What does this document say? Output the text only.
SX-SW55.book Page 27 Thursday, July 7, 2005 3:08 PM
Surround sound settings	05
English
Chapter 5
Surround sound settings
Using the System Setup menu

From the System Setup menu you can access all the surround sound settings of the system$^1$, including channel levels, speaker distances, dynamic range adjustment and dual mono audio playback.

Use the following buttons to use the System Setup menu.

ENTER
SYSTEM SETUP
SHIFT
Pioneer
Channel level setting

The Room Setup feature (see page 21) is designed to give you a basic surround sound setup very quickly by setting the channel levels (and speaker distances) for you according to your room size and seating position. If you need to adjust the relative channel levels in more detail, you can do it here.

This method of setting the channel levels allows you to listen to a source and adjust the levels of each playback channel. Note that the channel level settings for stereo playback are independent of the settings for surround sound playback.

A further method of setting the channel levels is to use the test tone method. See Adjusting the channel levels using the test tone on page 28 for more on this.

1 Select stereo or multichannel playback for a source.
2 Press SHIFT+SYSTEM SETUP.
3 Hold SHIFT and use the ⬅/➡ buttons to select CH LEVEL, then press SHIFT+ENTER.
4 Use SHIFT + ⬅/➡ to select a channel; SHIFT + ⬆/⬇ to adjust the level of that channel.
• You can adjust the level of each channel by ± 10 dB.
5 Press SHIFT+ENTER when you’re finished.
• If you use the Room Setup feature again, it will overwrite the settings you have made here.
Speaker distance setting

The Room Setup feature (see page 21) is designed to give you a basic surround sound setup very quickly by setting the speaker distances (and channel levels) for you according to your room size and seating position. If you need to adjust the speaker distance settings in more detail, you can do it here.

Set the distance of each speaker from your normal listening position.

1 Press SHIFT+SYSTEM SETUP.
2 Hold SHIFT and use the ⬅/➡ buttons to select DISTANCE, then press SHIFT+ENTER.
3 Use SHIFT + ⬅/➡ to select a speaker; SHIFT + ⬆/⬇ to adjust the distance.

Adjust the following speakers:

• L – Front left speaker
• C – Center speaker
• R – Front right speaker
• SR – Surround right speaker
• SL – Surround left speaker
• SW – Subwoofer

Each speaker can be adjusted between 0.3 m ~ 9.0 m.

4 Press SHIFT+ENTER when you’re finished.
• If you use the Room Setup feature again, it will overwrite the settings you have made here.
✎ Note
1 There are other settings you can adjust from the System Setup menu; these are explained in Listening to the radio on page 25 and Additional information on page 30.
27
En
*****
=== Written request ===
Return the material exactly as it stands.

=== Worked solution ===
What does this document say? Output the text only.
SX-SW55.book Page 27 Thursday, July 7, 2005 3:08 PM
Surround sound settings	05
English
Chapter 5
Surround sound settings
Using the System Setup menu

From the System Setup menu you can access all the surround sound settings of the system$^1$, including channel levels, speaker distances, dynamic range adjustment and dual mono audio playback.

Use the following buttons to use the System Setup menu.

ENTER
SYSTEM SETUP
SHIFT
Pioneer
Channel level setting

The Room Setup feature (see page 21) is designed to give you a basic surround sound setup very quickly by setting the channel levels (and speaker distances) for you according to your room size and seating position. If you need to adjust the relative channel levels in more detail, you can do it here.

This method of setting the channel levels allows you to listen to a source and adjust the levels of each playback channel. Note that the channel level settings for stereo playback are independent of the settings for surround sound playback.

A further method of setting the channel levels is to use the test tone method. See Adjusting the channel levels using the test tone on page 28 for more on this.

1 Select stereo or multichannel playback for a source.
2 Press SHIFT+SYSTEM SETUP.
3 Hold SHIFT and use the ⬅/➡ buttons to select CH LEVEL, then press SHIFT+ENTER.
4 Use SHIFT + ⬅/➡ to select a channel; SHIFT + ⬆/⬇ to adjust the level of that channel.
• You can adjust the level of each channel by ± 10 dB.
5 Press SHIFT+ENTER when you’re finished.
• If you use the Room Setup feature again, it will overwrite the settings you have made here.
Speaker distance setting

The Room Setup feature (see page 21) is designed to give you a basic surround sound setup very quickly by setting the speaker distances (and channel levels) for you according to your room size and seating position. If you need to adjust the speaker distance settings in more detail, you can do it here.

Set the distance of each speaker from your normal listening position.

1 Press SHIFT+SYSTEM SETUP.
2 Hold SHIFT and use the ⬅/➡ buttons to select DISTANCE, then press SHIFT+ENTER.
3 Use SHIFT + ⬅/➡ to select a speaker; SHIFT + ⬆/⬇ to adjust the distance.

Adjust the following speakers:

• L – Front left speaker
• C – Center speaker
• R – Front right speaker
• SR – Surround right speaker
• SL – Surround left speaker
• SW – Subwoofer

Each speaker can be adjusted between 0.3 m ~ 9.0 m.

4 Press SHIFT+ENTER when you’re finished.
• If you use the Room Setup feature again, it will overwrite the settings you have made here.
✎ Note
1 There are other settings you can adjust from the System Setup menu; these are explained in Listening to the radio on page 25 and Additional information on page 30.
27
En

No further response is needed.